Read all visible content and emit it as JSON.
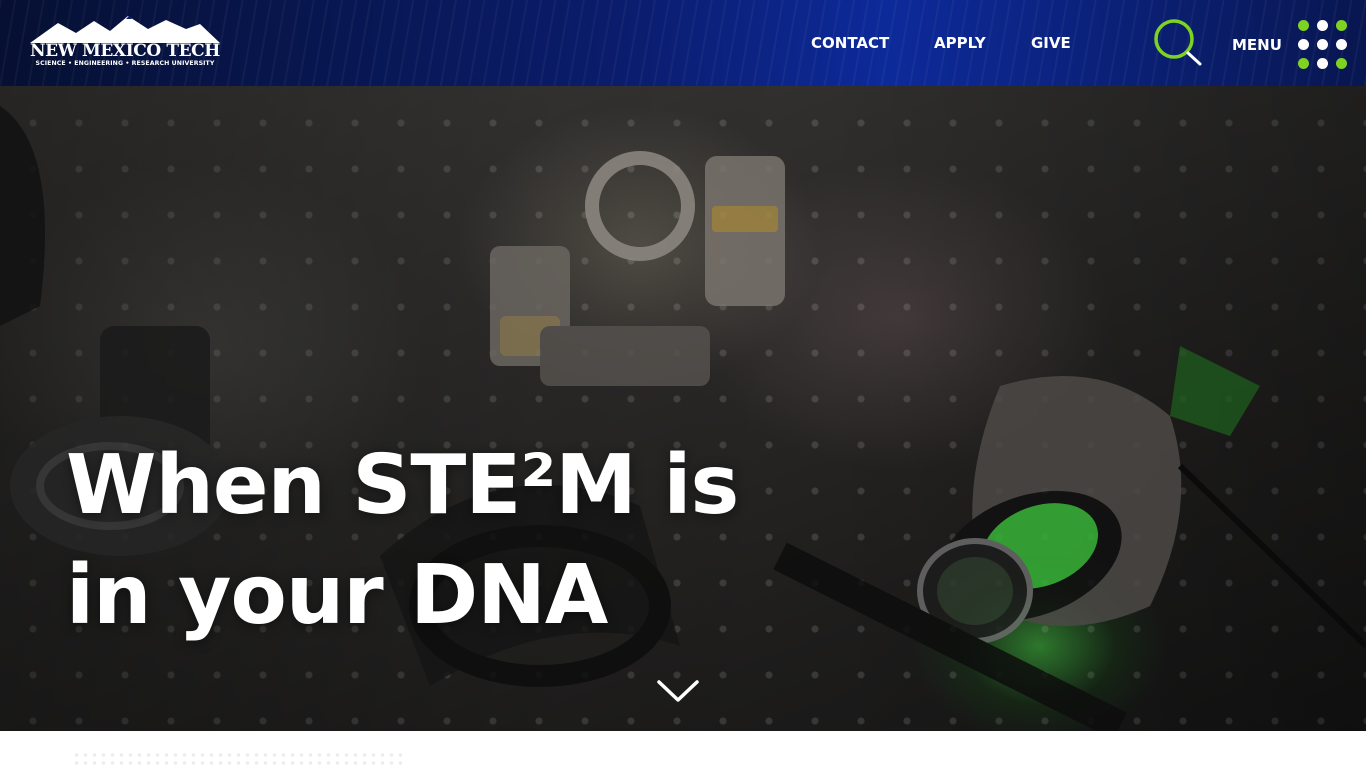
{
  "header": {
    "logo": {
      "name": "NEW MEXICO TECH",
      "tagline": "SCIENCE • ENGINEERING • RESEARCH UNIVERSITY"
    },
    "nav": [
      {
        "label": "CONTACT"
      },
      {
        "label": "APPLY"
      },
      {
        "label": "GIVE"
      }
    ],
    "search_icon": "search-icon",
    "menu": {
      "label": "MENU",
      "icon": "grid-dots-icon"
    }
  },
  "hero": {
    "heading_line1": "When STE²M is",
    "heading_line2": "in your DNA",
    "scroll_icon": "chevron-down-icon"
  },
  "colors": {
    "header_blue": "#0d2a9a",
    "accent_green": "#7ed321",
    "text_white": "#ffffff"
  }
}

> WHAT YOU SHOULD DO
Write out every line of the data that holds the word "label".

> TASK SOLUTION
        "label": "CONTACT"
        "label": "APPLY"
        "label": "GIVE"
      "label": "MENU",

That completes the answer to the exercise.